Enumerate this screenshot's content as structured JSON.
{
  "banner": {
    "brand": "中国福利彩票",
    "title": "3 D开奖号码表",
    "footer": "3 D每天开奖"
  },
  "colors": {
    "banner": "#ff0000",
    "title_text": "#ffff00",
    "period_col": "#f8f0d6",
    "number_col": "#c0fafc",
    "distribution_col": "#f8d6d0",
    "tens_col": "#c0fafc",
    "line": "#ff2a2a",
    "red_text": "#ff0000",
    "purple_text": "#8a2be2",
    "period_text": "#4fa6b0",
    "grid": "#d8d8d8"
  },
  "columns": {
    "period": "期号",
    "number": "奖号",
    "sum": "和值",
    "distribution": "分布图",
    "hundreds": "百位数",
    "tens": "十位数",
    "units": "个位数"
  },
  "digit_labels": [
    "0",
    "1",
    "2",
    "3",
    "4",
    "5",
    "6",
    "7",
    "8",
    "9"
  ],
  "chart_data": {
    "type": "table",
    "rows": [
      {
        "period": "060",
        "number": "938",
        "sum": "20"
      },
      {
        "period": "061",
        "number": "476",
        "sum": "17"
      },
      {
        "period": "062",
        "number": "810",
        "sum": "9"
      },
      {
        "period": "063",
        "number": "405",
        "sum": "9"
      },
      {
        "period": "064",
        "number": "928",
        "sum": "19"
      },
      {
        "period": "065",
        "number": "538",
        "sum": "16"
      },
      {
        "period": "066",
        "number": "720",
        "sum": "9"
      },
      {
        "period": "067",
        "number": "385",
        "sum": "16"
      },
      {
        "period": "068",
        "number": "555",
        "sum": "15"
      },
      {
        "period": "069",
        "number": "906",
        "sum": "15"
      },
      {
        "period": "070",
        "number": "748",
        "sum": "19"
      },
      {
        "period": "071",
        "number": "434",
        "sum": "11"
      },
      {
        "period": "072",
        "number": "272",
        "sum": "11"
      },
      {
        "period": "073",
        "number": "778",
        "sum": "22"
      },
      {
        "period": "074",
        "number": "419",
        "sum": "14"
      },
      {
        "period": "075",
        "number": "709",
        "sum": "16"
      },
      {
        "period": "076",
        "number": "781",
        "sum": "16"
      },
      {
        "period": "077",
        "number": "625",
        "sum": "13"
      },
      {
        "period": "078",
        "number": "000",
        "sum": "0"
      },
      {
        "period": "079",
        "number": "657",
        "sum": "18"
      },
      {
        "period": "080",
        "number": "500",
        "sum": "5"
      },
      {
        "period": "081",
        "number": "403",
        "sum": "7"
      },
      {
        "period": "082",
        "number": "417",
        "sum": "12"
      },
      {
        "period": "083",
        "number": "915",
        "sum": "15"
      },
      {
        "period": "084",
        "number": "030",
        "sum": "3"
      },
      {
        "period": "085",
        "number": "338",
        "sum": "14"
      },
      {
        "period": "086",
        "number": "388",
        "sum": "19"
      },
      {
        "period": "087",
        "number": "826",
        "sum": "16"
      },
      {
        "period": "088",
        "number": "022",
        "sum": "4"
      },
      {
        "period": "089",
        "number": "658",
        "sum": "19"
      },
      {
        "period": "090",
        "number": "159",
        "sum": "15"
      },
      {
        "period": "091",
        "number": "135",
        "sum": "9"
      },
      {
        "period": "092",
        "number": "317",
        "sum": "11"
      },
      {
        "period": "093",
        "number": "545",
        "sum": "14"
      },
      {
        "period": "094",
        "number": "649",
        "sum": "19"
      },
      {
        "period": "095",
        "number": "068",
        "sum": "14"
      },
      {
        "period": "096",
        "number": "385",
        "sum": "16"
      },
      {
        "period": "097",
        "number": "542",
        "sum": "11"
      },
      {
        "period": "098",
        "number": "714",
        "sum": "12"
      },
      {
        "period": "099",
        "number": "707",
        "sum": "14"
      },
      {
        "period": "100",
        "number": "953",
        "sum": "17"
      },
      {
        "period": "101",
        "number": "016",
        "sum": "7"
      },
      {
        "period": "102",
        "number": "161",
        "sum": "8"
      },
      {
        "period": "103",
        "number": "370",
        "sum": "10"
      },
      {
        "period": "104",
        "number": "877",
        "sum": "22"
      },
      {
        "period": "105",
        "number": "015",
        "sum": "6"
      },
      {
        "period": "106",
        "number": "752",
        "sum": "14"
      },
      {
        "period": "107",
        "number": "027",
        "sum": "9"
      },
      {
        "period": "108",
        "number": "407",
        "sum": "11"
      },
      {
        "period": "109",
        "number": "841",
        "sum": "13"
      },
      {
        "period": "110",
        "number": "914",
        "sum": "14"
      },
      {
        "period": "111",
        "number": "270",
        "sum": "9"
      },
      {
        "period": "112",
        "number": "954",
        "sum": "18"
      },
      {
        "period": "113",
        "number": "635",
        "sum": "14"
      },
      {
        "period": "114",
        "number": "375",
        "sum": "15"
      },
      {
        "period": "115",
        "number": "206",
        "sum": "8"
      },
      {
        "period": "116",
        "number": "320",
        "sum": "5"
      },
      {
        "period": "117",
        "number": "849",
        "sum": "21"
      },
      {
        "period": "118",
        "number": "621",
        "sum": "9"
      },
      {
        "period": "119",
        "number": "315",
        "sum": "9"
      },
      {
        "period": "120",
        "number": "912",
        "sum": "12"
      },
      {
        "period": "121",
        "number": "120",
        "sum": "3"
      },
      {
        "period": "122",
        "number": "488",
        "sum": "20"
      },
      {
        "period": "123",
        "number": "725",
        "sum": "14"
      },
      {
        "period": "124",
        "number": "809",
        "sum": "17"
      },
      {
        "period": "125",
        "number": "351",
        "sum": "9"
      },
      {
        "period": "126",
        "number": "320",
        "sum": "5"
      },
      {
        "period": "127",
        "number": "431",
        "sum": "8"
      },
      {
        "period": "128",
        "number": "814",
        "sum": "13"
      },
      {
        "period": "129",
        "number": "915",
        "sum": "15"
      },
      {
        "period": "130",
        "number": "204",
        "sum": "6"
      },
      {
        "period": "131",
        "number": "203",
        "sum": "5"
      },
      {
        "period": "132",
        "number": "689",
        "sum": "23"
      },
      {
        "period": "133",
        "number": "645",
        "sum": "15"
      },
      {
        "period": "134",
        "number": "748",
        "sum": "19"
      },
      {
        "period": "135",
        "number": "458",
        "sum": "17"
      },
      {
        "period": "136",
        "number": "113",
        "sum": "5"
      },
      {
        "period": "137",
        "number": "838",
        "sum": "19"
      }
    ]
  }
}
* * * * *
◆ YOUR TASK ◆
Restate all of the entries above precisely.

◆ FINISHED EXERCISE ◆
Enumerate this screenshot's content as structured JSON.
{
  "banner": {
    "brand": "中国福利彩票",
    "title": "3 D开奖号码表",
    "footer": "3 D每天开奖"
  },
  "colors": {
    "banner": "#ff0000",
    "title_text": "#ffff00",
    "period_col": "#f8f0d6",
    "number_col": "#c0fafc",
    "distribution_col": "#f8d6d0",
    "tens_col": "#c0fafc",
    "line": "#ff2a2a",
    "red_text": "#ff0000",
    "purple_text": "#8a2be2",
    "period_text": "#4fa6b0",
    "grid": "#d8d8d8"
  },
  "columns": {
    "period": "期号",
    "number": "奖号",
    "sum": "和值",
    "distribution": "分布图",
    "hundreds": "百位数",
    "tens": "十位数",
    "units": "个位数"
  },
  "digit_labels": [
    "0",
    "1",
    "2",
    "3",
    "4",
    "5",
    "6",
    "7",
    "8",
    "9"
  ],
  "chart_data": {
    "type": "table",
    "rows": [
      {
        "period": "060",
        "number": "938",
        "sum": "20"
      },
      {
        "period": "061",
        "number": "476",
        "sum": "17"
      },
      {
        "period": "062",
        "number": "810",
        "sum": "9"
      },
      {
        "period": "063",
        "number": "405",
        "sum": "9"
      },
      {
        "period": "064",
        "number": "928",
        "sum": "19"
      },
      {
        "period": "065",
        "number": "538",
        "sum": "16"
      },
      {
        "period": "066",
        "number": "720",
        "sum": "9"
      },
      {
        "period": "067",
        "number": "385",
        "sum": "16"
      },
      {
        "period": "068",
        "number": "555",
        "sum": "15"
      },
      {
        "period": "069",
        "number": "906",
        "sum": "15"
      },
      {
        "period": "070",
        "number": "748",
        "sum": "19"
      },
      {
        "period": "071",
        "number": "434",
        "sum": "11"
      },
      {
        "period": "072",
        "number": "272",
        "sum": "11"
      },
      {
        "period": "073",
        "number": "778",
        "sum": "22"
      },
      {
        "period": "074",
        "number": "419",
        "sum": "14"
      },
      {
        "period": "075",
        "number": "709",
        "sum": "16"
      },
      {
        "period": "076",
        "number": "781",
        "sum": "16"
      },
      {
        "period": "077",
        "number": "625",
        "sum": "13"
      },
      {
        "period": "078",
        "number": "000",
        "sum": "0"
      },
      {
        "period": "079",
        "number": "657",
        "sum": "18"
      },
      {
        "period": "080",
        "number": "500",
        "sum": "5"
      },
      {
        "period": "081",
        "number": "403",
        "sum": "7"
      },
      {
        "period": "082",
        "number": "417",
        "sum": "12"
      },
      {
        "period": "083",
        "number": "915",
        "sum": "15"
      },
      {
        "period": "084",
        "number": "030",
        "sum": "3"
      },
      {
        "period": "085",
        "number": "338",
        "sum": "14"
      },
      {
        "period": "086",
        "number": "388",
        "sum": "19"
      },
      {
        "period": "087",
        "number": "826",
        "sum": "16"
      },
      {
        "period": "088",
        "number": "022",
        "sum": "4"
      },
      {
        "period": "089",
        "number": "658",
        "sum": "19"
      },
      {
        "period": "090",
        "number": "159",
        "sum": "15"
      },
      {
        "period": "091",
        "number": "135",
        "sum": "9"
      },
      {
        "period": "092",
        "number": "317",
        "sum": "11"
      },
      {
        "period": "093",
        "number": "545",
        "sum": "14"
      },
      {
        "period": "094",
        "number": "649",
        "sum": "19"
      },
      {
        "period": "095",
        "number": "068",
        "sum": "14"
      },
      {
        "period": "096",
        "number": "385",
        "sum": "16"
      },
      {
        "period": "097",
        "number": "542",
        "sum": "11"
      },
      {
        "period": "098",
        "number": "714",
        "sum": "12"
      },
      {
        "period": "099",
        "number": "707",
        "sum": "14"
      },
      {
        "period": "100",
        "number": "953",
        "sum": "17"
      },
      {
        "period": "101",
        "number": "016",
        "sum": "7"
      },
      {
        "period": "102",
        "number": "161",
        "sum": "8"
      },
      {
        "period": "103",
        "number": "370",
        "sum": "10"
      },
      {
        "period": "104",
        "number": "877",
        "sum": "22"
      },
      {
        "period": "105",
        "number": "015",
        "sum": "6"
      },
      {
        "period": "106",
        "number": "752",
        "sum": "14"
      },
      {
        "period": "107",
        "number": "027",
        "sum": "9"
      },
      {
        "period": "108",
        "number": "407",
        "sum": "11"
      },
      {
        "period": "109",
        "number": "841",
        "sum": "13"
      },
      {
        "period": "110",
        "number": "914",
        "sum": "14"
      },
      {
        "period": "111",
        "number": "270",
        "sum": "9"
      },
      {
        "period": "112",
        "number": "954",
        "sum": "18"
      },
      {
        "period": "113",
        "number": "635",
        "sum": "14"
      },
      {
        "period": "114",
        "number": "375",
        "sum": "15"
      },
      {
        "period": "115",
        "number": "206",
        "sum": "8"
      },
      {
        "period": "116",
        "number": "320",
        "sum": "5"
      },
      {
        "period": "117",
        "number": "849",
        "sum": "21"
      },
      {
        "period": "118",
        "number": "621",
        "sum": "9"
      },
      {
        "period": "119",
        "number": "315",
        "sum": "9"
      },
      {
        "period": "120",
        "number": "912",
        "sum": "12"
      },
      {
        "period": "121",
        "number": "120",
        "sum": "3"
      },
      {
        "period": "122",
        "number": "488",
        "sum": "20"
      },
      {
        "period": "123",
        "number": "725",
        "sum": "14"
      },
      {
        "period": "124",
        "number": "809",
        "sum": "17"
      },
      {
        "period": "125",
        "number": "351",
        "sum": "9"
      },
      {
        "period": "126",
        "number": "320",
        "sum": "5"
      },
      {
        "period": "127",
        "number": "431",
        "sum": "8"
      },
      {
        "period": "128",
        "number": "814",
        "sum": "13"
      },
      {
        "period": "129",
        "number": "915",
        "sum": "15"
      },
      {
        "period": "130",
        "number": "204",
        "sum": "6"
      },
      {
        "period": "131",
        "number": "203",
        "sum": "5"
      },
      {
        "period": "132",
        "number": "689",
        "sum": "23"
      },
      {
        "period": "133",
        "number": "645",
        "sum": "15"
      },
      {
        "period": "134",
        "number": "748",
        "sum": "19"
      },
      {
        "period": "135",
        "number": "458",
        "sum": "17"
      },
      {
        "period": "136",
        "number": "113",
        "sum": "5"
      },
      {
        "period": "137",
        "number": "838",
        "sum": "19"
      }
    ]
  }
}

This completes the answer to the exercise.